* Start Source records *
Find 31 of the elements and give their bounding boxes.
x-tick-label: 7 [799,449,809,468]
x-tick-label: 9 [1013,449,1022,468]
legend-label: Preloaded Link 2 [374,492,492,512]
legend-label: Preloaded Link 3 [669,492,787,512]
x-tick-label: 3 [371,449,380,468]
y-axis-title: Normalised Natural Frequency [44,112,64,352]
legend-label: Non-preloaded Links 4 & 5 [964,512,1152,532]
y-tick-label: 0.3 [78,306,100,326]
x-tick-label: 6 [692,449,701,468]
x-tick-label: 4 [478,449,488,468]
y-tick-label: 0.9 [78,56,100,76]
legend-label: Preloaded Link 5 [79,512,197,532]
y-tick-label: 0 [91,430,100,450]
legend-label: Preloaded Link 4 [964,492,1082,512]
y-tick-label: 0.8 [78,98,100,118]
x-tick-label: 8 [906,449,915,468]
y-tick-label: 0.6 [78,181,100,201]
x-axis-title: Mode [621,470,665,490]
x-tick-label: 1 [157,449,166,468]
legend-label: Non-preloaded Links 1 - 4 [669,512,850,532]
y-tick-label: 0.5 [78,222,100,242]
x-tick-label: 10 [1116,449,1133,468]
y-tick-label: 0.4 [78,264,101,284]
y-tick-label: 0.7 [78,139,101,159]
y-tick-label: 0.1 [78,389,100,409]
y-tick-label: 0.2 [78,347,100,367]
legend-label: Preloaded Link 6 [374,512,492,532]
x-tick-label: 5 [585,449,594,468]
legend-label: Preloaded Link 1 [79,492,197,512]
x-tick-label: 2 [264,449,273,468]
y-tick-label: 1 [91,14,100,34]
* End Source records *
Exercise requirements
Write out all the records again, switching "Normalised" to "Normalized" and leaving everything else the same.

Result for this task
Find 31 of the elements and give their bounding boxes.
x-tick-label: 7 [799,449,809,468]
x-tick-label: 9 [1013,449,1022,468]
legend-label: Preloaded Link 2 [374,492,492,512]
legend-label: Preloaded Link 3 [669,492,787,512]
x-tick-label: 3 [371,449,380,468]
y-axis-title: Normalized Natural Frequency [44,112,64,352]
legend-label: Non-preloaded Links 4 & 5 [964,512,1152,532]
y-tick-label: 0.3 [78,306,100,326]
x-tick-label: 6 [692,449,701,468]
x-tick-label: 4 [478,449,488,468]
y-tick-label: 0.9 [78,56,100,76]
legend-label: Preloaded Link 5 [79,512,197,532]
y-tick-label: 0 [91,430,100,450]
legend-label: Preloaded Link 4 [964,492,1082,512]
y-tick-label: 0.8 [78,98,100,118]
x-tick-label: 8 [906,449,915,468]
y-tick-label: 0.6 [78,181,100,201]
x-axis-title: Mode [621,470,665,490]
x-tick-label: 1 [157,449,166,468]
legend-label: Non-preloaded Links 1 - 4 [669,512,850,532]
y-tick-label: 0.5 [78,222,100,242]
x-tick-label: 10 [1116,449,1133,468]
y-tick-label: 0.4 [78,264,101,284]
y-tick-label: 0.7 [78,139,101,159]
y-tick-label: 0.1 [78,389,100,409]
y-tick-label: 0.2 [78,347,100,367]
legend-label: Preloaded Link 6 [374,512,492,532]
x-tick-label: 5 [585,449,594,468]
legend-label: Preloaded Link 1 [79,492,197,512]
x-tick-label: 2 [264,449,273,468]
y-tick-label: 1 [91,14,100,34]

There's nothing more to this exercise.